[Job] List the lines of this listing that hold the word "Permissions".

Stored entries:
___
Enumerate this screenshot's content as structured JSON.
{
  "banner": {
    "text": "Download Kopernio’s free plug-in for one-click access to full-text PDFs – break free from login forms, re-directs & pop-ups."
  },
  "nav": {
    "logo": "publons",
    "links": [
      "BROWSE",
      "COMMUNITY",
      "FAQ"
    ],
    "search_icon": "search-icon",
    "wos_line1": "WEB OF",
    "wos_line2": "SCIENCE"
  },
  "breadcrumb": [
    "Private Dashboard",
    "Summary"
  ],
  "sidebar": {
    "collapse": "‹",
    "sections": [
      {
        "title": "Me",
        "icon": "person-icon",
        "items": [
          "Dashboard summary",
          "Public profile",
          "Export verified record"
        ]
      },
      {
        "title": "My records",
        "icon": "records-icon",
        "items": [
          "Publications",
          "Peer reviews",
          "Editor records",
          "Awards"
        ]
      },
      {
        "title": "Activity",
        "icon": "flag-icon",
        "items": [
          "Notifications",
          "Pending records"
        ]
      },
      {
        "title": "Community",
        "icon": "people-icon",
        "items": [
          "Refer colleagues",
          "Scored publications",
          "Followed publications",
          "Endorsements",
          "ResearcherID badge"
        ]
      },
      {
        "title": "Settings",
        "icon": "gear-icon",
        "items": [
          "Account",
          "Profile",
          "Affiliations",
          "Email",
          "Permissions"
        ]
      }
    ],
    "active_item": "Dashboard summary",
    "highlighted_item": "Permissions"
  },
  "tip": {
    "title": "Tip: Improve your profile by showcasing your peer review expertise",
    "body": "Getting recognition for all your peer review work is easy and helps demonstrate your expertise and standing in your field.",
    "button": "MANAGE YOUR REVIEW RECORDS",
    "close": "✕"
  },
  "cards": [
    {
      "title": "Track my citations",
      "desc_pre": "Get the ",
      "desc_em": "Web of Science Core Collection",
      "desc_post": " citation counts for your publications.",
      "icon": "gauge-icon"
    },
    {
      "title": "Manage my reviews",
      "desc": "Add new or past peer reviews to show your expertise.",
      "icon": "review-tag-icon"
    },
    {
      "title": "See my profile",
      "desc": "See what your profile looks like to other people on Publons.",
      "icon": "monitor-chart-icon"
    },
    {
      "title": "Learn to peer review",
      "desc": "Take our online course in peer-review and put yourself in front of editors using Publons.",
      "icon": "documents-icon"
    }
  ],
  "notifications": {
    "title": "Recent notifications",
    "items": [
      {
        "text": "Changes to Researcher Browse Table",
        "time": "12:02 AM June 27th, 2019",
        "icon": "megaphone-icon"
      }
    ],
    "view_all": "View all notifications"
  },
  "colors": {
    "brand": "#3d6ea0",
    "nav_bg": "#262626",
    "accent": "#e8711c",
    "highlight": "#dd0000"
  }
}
___
[Exercise answer]
          "Permissions"
    "highlighted_item": "Permissions"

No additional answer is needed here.